Page excerpt:
-------

Kristen Kish: Yes. I think the beauty of visiting domestic places. Obviously, the show will go international, so our little island off the coast of Maine will feel like the most end of the earth for somebody watching somewhere else. For me, being a New England kid and having grown up for 10 years of my professional career in Boston, being able to go to places that are seemingly in your own backyard, and you are constantly surprised by.
I had never heard of North Haven. I had never heard of Turner Farm, and the luxury of travel, it is a true luxury. Not everyone can just jet out on a plane to the middle of nowhere. I think it's a nice reminder to say that there are places worth exploring that are just so close to you and that have something so magical that it is worth going to.
Kerry Nolan: Let's talk a little bit about your book. I have not stopped thumbing through it. For some reason, the universe is telling me that I have to make the halibut recipe in here.
Kristen Kish: Oh, sure. Yes.
Kerry Nolan: Literally, every time I've opened this book, it opens to that page. What I find about the book is that it's elegant. It's fine dining, but it's not fussy. Everything seems very, very clean flavor-wise.
Kristen Kish: Sure.
Kerry Nolan: Obviously, that's your style. What led you to do this particular cookbook?
Kristen Kish: The cookbook started, Top Chef obviously opens up a lot of doors, especially if you win. I was very fortunate to have a lot of opportunities come my way. A cookbook, it just seemed like a really fun project to do. I had never done it before and I was always intrigued by having something that you could give to your friends and family that is a tangible tactical item that you can say, "Look at what I did." It's a really proud moment.
This book came about, and it was so heavily focused on technique with my food story involved. At the end of the day, I hope, because we lay out techniques, that people can take these recipes and start to swap ingredients in and out. They might not like it, they might not find something that is at their local grocery store, but at the end of the day, I give you the basics. Then from there, it is up to you to create your own food story based off of the roadmap that I gave you.
Kerry Nolan: That roadmap is so clear and so well defined in this book that, I don't know, if you follow the recipe before you feel confident enough to swap things out, if you follow the recipe, it's going to work. It just seems like this book was so thoroughly tested.

-------

Written request A:
Copy word for word the rows starting with the line that contains "recipe-row: [0, 483, 705, 514]" and going on through the line that contains "ingredient-text: Blätter Radicchio", both lines included.
The rows that follow are unrelated to the interview above.

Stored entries
-------

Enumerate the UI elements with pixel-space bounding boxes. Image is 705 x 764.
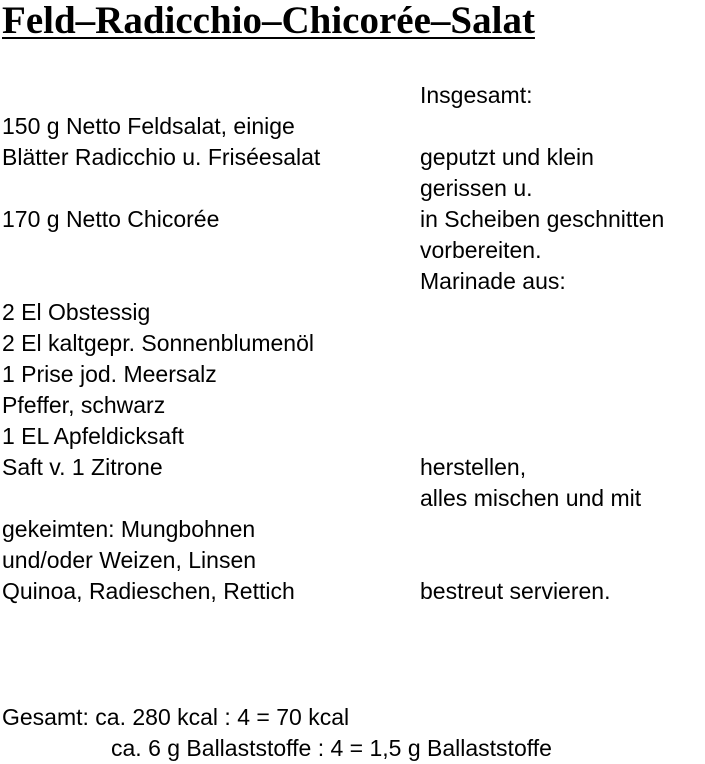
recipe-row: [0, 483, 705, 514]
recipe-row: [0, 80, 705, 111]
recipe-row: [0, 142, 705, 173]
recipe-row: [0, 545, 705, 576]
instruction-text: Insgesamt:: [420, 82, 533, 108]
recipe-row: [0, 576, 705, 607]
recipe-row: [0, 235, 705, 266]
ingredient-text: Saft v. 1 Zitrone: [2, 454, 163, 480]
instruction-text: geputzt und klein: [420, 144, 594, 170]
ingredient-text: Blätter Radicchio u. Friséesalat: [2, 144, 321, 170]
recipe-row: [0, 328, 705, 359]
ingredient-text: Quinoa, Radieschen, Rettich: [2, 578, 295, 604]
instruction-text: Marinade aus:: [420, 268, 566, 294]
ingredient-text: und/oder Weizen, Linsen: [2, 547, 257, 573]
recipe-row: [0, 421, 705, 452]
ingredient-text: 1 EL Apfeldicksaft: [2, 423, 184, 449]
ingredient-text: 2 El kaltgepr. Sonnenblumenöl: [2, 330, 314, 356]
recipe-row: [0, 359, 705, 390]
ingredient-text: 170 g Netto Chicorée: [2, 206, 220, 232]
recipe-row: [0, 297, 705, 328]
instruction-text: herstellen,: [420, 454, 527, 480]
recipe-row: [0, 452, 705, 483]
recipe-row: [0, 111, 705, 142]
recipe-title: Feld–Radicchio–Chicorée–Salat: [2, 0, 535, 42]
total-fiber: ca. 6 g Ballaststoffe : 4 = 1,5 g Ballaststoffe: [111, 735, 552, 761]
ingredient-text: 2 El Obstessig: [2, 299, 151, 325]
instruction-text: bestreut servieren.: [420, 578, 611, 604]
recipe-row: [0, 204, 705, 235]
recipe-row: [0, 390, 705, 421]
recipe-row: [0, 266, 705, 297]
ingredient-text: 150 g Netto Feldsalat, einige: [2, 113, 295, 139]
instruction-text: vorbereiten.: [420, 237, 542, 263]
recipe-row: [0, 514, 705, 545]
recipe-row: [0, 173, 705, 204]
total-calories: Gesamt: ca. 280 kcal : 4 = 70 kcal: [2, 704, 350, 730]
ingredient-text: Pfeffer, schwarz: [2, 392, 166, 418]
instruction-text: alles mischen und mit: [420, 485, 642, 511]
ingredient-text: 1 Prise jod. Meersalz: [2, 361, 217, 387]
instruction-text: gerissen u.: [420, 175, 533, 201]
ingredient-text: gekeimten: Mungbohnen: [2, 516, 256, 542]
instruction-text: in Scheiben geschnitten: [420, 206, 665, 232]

-------

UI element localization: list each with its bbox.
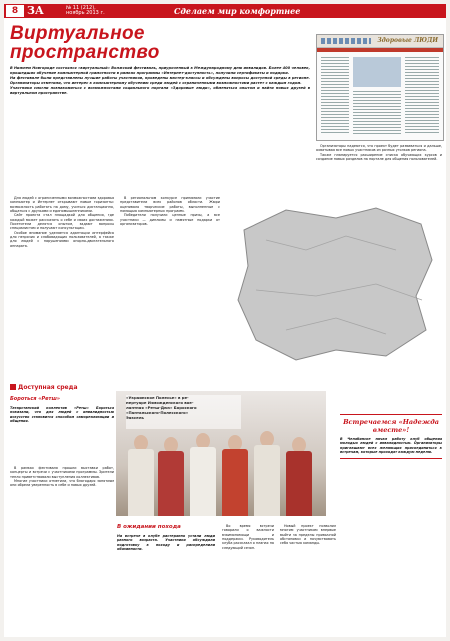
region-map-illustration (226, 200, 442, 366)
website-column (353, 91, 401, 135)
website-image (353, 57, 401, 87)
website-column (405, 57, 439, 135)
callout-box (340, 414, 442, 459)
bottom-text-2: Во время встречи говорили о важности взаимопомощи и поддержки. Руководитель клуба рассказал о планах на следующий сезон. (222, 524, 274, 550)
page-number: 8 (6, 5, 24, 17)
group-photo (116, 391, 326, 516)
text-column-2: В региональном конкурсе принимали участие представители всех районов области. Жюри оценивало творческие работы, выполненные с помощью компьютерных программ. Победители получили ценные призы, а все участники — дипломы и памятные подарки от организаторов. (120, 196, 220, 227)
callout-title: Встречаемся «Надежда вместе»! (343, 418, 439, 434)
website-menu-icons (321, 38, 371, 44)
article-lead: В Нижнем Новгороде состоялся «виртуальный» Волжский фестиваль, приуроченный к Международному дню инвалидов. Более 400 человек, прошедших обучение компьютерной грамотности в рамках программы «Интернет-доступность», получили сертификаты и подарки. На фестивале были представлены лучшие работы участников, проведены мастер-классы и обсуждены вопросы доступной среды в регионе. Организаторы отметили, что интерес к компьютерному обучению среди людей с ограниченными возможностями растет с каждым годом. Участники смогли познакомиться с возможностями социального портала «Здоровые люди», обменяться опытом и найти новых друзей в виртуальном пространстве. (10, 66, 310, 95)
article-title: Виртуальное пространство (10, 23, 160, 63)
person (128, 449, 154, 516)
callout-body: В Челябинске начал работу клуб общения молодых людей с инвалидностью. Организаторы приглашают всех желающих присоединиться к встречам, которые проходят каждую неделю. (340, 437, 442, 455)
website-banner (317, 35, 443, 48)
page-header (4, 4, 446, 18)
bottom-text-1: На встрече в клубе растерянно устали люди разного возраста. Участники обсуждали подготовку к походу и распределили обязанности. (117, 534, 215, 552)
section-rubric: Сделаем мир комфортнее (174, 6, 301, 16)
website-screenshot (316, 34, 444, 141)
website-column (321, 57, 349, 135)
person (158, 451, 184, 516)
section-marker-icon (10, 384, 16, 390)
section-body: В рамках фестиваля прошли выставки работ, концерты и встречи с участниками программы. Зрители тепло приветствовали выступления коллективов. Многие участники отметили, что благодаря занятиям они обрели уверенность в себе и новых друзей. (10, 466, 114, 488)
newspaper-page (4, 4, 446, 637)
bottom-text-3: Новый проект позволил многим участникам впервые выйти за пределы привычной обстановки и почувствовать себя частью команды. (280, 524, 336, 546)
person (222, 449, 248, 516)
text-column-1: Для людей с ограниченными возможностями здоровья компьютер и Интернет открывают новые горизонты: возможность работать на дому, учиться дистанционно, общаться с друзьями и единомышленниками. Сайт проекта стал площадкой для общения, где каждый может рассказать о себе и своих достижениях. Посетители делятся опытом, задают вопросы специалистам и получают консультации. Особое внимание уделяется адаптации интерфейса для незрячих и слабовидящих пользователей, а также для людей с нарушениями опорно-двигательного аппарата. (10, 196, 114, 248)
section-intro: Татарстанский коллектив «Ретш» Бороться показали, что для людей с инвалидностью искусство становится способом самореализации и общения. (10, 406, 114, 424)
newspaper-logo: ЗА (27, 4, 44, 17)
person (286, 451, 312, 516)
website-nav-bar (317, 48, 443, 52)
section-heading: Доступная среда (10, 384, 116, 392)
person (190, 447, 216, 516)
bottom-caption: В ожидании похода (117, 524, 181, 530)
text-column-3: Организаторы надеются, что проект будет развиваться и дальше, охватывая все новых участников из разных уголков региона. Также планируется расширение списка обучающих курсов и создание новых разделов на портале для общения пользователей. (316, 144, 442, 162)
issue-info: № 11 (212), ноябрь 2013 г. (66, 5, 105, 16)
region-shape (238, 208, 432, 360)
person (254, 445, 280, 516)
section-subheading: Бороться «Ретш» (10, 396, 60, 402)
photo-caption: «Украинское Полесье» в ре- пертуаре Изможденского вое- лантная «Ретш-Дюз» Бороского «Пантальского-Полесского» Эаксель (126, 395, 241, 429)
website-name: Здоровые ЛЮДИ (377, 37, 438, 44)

-------

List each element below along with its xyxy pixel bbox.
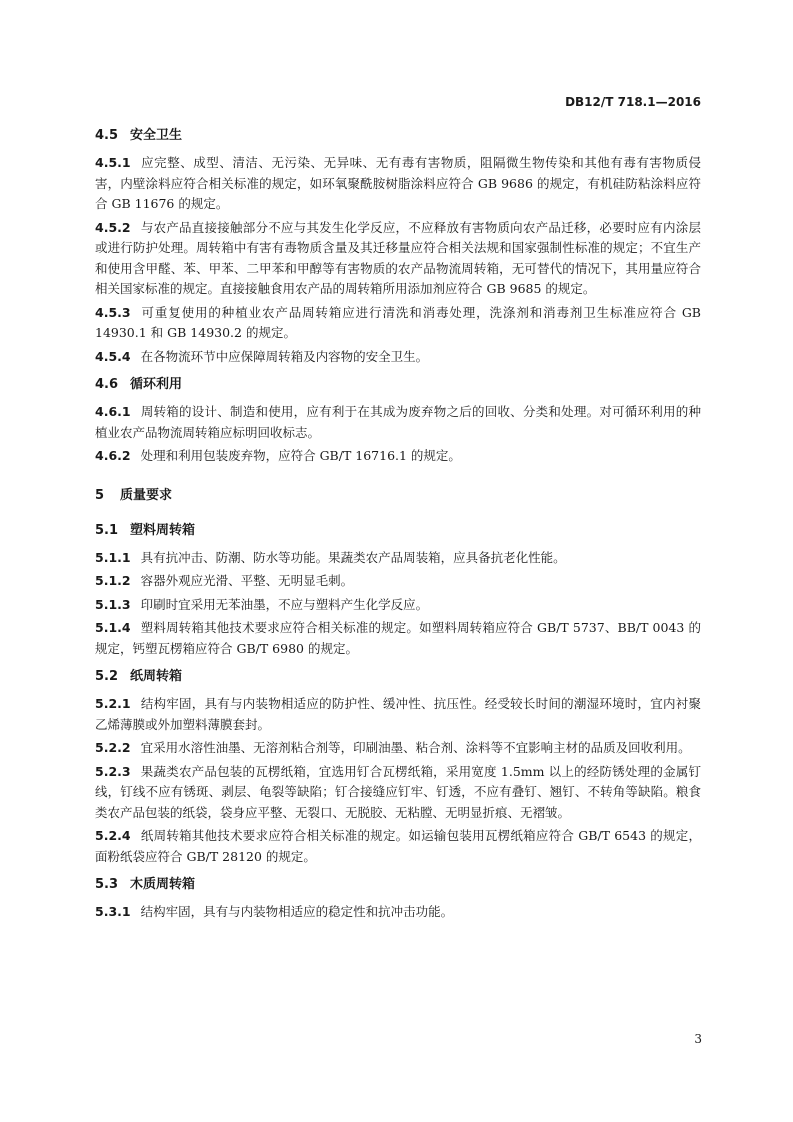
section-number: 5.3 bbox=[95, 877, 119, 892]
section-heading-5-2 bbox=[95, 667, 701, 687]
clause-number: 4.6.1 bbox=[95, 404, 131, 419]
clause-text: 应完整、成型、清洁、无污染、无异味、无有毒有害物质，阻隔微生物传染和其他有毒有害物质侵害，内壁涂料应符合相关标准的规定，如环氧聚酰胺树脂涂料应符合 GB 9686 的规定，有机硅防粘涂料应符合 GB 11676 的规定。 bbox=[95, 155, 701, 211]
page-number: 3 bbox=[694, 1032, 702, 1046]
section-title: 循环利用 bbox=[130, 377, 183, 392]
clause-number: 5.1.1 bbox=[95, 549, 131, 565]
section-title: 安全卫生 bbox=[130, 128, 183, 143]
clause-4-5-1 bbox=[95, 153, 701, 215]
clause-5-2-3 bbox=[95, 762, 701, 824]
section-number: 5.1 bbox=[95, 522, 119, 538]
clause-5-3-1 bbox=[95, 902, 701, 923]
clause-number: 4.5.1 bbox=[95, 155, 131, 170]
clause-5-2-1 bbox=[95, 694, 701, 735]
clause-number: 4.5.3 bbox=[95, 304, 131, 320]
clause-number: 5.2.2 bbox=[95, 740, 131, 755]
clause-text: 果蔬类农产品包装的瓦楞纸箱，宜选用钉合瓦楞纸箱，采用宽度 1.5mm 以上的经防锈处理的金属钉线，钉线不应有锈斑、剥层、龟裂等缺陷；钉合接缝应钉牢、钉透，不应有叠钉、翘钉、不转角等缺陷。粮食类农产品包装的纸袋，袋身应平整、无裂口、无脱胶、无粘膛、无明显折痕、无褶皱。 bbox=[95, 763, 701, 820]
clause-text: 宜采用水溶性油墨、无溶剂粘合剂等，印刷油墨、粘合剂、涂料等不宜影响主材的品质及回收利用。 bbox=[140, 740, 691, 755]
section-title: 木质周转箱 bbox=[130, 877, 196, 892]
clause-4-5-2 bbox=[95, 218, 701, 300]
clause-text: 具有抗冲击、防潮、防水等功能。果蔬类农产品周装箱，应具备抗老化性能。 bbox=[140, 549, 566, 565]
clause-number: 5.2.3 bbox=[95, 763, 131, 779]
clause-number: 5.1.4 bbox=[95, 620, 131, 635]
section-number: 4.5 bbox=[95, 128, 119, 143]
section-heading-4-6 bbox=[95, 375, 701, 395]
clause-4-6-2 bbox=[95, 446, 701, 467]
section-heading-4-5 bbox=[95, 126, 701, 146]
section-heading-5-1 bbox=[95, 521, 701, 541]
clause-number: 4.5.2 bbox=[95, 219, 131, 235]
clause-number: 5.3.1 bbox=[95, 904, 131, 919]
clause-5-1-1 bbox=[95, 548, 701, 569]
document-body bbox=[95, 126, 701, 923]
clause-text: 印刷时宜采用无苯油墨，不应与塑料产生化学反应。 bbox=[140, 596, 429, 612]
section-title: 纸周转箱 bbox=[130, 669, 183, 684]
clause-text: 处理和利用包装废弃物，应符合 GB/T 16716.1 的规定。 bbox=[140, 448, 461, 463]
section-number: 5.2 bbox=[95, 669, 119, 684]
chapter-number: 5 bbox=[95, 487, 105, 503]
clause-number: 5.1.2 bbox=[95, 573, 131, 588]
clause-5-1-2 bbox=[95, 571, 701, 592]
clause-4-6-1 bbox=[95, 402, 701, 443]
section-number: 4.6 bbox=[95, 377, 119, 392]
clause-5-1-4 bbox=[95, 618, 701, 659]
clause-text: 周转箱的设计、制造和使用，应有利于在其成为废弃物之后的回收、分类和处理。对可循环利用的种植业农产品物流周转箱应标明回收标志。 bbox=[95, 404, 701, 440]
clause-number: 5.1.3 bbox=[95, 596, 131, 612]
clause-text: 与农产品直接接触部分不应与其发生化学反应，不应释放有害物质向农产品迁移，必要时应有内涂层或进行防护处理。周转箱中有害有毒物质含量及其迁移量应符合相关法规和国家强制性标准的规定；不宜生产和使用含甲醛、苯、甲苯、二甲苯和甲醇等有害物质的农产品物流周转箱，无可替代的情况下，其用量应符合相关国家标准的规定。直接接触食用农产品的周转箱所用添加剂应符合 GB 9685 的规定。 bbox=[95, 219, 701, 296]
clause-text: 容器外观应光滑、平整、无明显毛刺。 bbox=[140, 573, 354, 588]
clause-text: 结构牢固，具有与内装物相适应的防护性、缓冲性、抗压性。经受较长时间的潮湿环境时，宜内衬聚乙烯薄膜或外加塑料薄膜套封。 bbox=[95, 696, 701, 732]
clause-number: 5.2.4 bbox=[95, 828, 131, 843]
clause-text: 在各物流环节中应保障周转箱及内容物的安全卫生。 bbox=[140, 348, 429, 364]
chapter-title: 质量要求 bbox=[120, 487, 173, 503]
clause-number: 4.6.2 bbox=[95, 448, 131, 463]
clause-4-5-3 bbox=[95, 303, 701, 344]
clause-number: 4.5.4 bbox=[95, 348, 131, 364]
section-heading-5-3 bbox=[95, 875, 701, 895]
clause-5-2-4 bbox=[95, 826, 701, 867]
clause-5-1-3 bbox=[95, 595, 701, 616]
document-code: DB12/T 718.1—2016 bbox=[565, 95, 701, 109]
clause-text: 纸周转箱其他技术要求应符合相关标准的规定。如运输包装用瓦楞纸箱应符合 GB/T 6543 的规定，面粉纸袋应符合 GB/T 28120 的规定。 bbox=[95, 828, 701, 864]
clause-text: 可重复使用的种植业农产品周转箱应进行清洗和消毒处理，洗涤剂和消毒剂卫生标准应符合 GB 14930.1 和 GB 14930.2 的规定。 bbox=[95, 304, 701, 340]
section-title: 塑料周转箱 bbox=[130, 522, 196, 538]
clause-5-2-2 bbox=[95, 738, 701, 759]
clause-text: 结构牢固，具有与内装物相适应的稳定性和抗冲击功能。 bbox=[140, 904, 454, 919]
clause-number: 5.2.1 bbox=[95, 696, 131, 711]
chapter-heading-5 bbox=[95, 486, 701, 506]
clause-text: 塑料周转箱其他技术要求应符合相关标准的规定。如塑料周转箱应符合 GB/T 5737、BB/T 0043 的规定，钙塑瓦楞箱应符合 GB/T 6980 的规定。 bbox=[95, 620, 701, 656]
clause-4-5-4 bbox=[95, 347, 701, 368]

-------

Written request B:
Resume the interview with Kristen Kish about her cookbook, picking up right after its last sentence.

Expected output A:
recipe-row: [0, 483, 705, 514]
recipe-row: [0, 80, 705, 111]
recipe-row: [0, 142, 705, 173]
recipe-row: [0, 545, 705, 576]
instruction-text: Insgesamt:: [420, 82, 533, 108]
recipe-row: [0, 576, 705, 607]
recipe-row: [0, 235, 705, 266]
ingredient-text: Saft v. 1 Zitrone: [2, 454, 163, 480]
instruction-text: geputzt und klein: [420, 144, 594, 170]
ingredient-text: Blätter Radicchio u. Friséesalat: [2, 144, 321, 170]

Expected output B:
Kristen Kish: It was. We had a lot of great people involved. I will say there was one mistake in the book, which I have no problem calling out that I made a mistake. There's a cake in the back. It's like this pecan coffee cake kind of thing. It's a 8-inch round cake. What I forgot to mention was it's 8-inch, I didn't mention the depth, I just mentioned the width. You do have a lot of batter if you were to pick a 2-inch deep cake pan. When you go to make that, you want to use a deeper one. In restaurants, often, we have the deeper ones because you can make thin cakes, you can make thick cakes. I did not mention that small thing.
[laughter]
Kerry Nolan: Also, the pink peppercorn ice cream, that's--
Kristen Kish: Delicious.
Kerry Nolan: Yes. Going back to the Restaurants at the End of the World, what was, for you, the most impressive off-the-beaten-path place you went to?
Kristen Kish: I've had the great fortune of eating a lot of fantastic food in my life and going to really beautiful locations. The thing that I find the most impressive is a person. It's not about the place. It's not about what they're feeding me. It's not about any of that. It's about who the person is. That is the seed and the start of a great food story and a great food journey.
I'm impressed by things that I eat, sure, but I will say that when we were in Svalbard with a chef named Regiere, he was taking parts of the animal that I had never tasted before. I've had stomachs, I've had brains, I've had eyeballs. I've eaten all the things that one can eat. He took this from a ptarmigan, it's a grouse, and he took this feeding pouch where they collect a bunch of seeds and stuff to collect. If they can't feed themselves over the winter, they'll regurgitate it and swallow it, survival, basic survival.
He took that feeding sack and he infused it in a gin. He took me out to get glacier ice at this gorgeous glacier we pull up, and I'm just in awe, and we make a cocktail out of glacier ice and this feeding sack cocktail. I can't say that it was the most delicious thing I've drank, but I was the most impressed by his innovation, his creativity. I always say you want to eat all parts of the animal. We've heard that so many times.
Kerry Nolan: Sure.
Kristen Kish: This one was like, do you actually need to have that in order to honor the animal? I don't know, but he did, and it was my first taste of something like that.
Kerry Nolan: I'm trying to remember it correctly, but you also talked about a dish made with antelope tongue. Was it antelope?
Kristen Kish: Reindeer.
Kerry Nolan: Reindeer.
Kristen Kish: Yes. They have a Svalbard reindeer, and they're everywhere. It's like you know how people hunt maybe for deer in the States and we're used to hearing that. Over there, there's these reindeers just roaming everywhere. Naturally, it's a game meat that is super tasty and he was doing a reindeer tongue pastrami. I've never had reindeer and I had never had reindeer tongue before, so that was a new experience. It was delicious.
Kerry Nolan: I was just going to ask you, what can you compare it to?
Kristen Kish: It tastes like a venison or a lighter version of a game meat. Tasted like something very familiar. It didn't feel out of the ordinary for me.
Kerry Nolan: Who in the culinary world now impresses you?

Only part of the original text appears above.